Records from a data source:
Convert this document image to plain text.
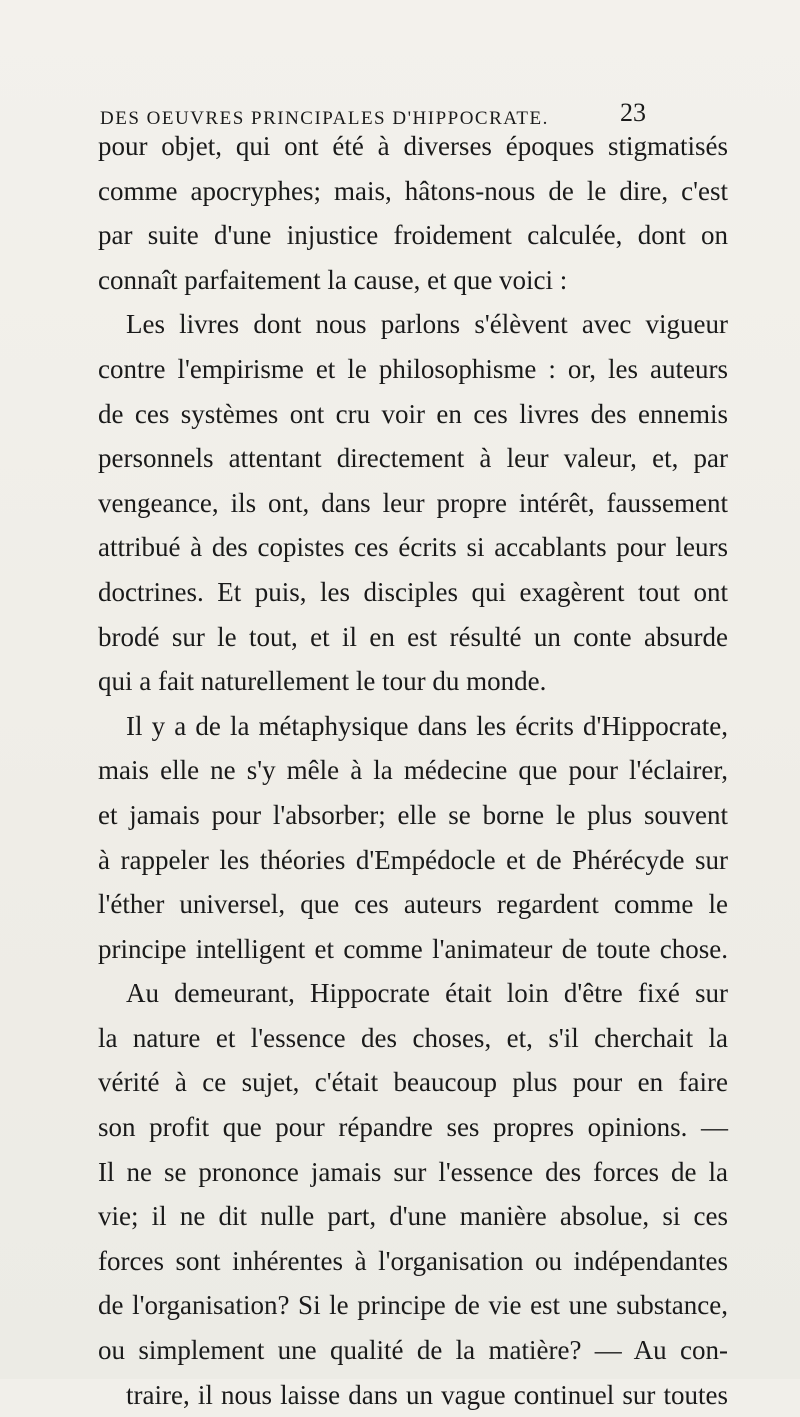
DES OEUVRES PRINCIPALES D'HIPPOCRATE.	23
pour objet, qui ont été à diverses époques stigmatisés
comme apocryphes; mais, hâtons-nous de le dire, c'est
par suite d'une injustice froidement calculée, dont on
connaît parfaitement la cause, et que voici :
Les livres dont nous parlons s'élèvent avec vigueur
contre l'empirisme et le philosophisme : or, les auteurs
de ces systèmes ont cru voir en ces livres des ennemis
personnels attentant directement à leur valeur, et, par
vengeance, ils ont, dans leur propre intérêt, faussement
attribué à des copistes ces écrits si accablants pour leurs
doctrines. Et puis, les disciples qui exagèrent tout ont
brodé sur le tout, et il en est résulté un conte absurde
qui a fait naturellement le tour du monde.
Il y a de la métaphysique dans les écrits d'Hippocrate,
mais elle ne s'y mêle à la médecine que pour l'éclairer,
et jamais pour l'absorber; elle se borne le plus souvent
à rappeler les théories d'Empédocle et de Phérécyde sur
l'éther universel, que ces auteurs regardent comme le
principe intelligent et comme l'animateur de toute chose.
Au demeurant, Hippocrate était loin d'être fixé sur
la nature et l'essence des choses, et, s'il cherchait la
vérité à ce sujet, c'était beaucoup plus pour en faire
son profit que pour répandre ses propres opinions. —
Il ne se prononce jamais sur l'essence des forces de la
vie; il ne dit nulle part, d'une manière absolue, si ces
forces sont inhérentes à l'organisation ou indépendantes
de l'organisation? Si le principe de vie est une substance,
ou simplement une qualité de la matière? — Au con-
traire, il nous laisse dans un vague continuel sur toutes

= Work to be completed =
Look through the entries and find each line that has the string "organisation". Copy those lines.

= Written response =
forces sont inhérentes à l'organisation ou indépendantes
de l'organisation? Si le principe de vie est une substance,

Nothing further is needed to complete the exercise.